:: Exercise aim ::
Reproduce word for word the part of the entries that opens at their first line and closes with the line containing "x-tick-label: 9: [854, 1365, 865, 1389]".

[Records showing where elements appear]

>> Begin

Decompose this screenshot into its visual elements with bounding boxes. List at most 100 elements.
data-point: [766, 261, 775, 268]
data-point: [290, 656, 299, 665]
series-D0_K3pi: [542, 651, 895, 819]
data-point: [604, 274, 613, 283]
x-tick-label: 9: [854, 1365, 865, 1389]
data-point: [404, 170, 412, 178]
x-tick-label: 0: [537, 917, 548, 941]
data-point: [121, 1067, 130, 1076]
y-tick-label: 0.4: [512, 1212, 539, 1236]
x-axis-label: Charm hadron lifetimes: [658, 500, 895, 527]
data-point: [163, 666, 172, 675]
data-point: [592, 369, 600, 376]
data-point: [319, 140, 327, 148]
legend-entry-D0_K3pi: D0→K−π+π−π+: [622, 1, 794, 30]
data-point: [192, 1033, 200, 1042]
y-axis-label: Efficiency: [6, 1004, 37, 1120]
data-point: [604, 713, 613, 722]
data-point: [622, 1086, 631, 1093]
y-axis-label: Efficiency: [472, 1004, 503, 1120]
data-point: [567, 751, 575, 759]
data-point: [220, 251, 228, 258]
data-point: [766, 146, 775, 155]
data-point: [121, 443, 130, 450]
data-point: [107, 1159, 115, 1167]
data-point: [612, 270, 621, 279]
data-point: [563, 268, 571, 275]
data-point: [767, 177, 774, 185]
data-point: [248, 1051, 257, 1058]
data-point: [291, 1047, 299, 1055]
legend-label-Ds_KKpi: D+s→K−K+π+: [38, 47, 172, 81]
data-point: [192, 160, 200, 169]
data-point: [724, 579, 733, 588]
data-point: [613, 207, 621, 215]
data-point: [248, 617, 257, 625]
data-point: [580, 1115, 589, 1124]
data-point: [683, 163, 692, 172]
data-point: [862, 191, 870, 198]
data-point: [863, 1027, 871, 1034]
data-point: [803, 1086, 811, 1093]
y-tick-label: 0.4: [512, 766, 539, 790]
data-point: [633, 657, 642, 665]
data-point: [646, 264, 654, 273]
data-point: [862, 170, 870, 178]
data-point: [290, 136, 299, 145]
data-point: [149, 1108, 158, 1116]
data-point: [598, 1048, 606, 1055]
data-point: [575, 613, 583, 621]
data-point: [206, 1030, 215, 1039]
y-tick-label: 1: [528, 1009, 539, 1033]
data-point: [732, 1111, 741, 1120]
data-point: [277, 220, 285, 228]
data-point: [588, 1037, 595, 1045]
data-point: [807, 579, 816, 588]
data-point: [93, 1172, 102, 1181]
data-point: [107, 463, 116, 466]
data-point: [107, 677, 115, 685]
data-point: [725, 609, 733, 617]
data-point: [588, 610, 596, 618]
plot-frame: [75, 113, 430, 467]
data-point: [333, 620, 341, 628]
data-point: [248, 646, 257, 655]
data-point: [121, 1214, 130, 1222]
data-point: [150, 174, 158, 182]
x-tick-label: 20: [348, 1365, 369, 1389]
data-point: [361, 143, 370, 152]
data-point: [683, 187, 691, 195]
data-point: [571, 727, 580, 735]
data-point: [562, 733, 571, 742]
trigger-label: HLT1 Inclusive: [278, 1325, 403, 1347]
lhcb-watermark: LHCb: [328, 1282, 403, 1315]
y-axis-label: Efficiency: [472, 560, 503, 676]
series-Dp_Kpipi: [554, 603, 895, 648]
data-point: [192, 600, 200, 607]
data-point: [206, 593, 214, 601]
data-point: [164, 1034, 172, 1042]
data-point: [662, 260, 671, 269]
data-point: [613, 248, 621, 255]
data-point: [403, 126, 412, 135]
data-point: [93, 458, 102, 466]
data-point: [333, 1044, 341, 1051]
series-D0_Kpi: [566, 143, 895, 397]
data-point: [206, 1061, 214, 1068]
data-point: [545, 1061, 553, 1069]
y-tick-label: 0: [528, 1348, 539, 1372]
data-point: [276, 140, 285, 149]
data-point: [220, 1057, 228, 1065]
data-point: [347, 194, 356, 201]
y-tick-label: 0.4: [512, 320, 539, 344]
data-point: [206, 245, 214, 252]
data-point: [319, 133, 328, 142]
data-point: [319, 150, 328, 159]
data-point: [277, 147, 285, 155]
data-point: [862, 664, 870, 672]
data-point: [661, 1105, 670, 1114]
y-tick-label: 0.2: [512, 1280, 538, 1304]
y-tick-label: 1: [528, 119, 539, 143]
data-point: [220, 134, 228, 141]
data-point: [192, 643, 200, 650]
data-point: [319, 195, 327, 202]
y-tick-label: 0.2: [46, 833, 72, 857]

>> End

:: Result of the task ::
Decompose this screenshot into its visual elements with bounding boxes. List at most 100 elements.
data-point: [766, 261, 775, 268]
data-point: [290, 656, 299, 665]
series-D0_K3pi: [542, 651, 895, 819]
data-point: [604, 274, 613, 283]
x-tick-label: 9: [854, 1365, 865, 1389]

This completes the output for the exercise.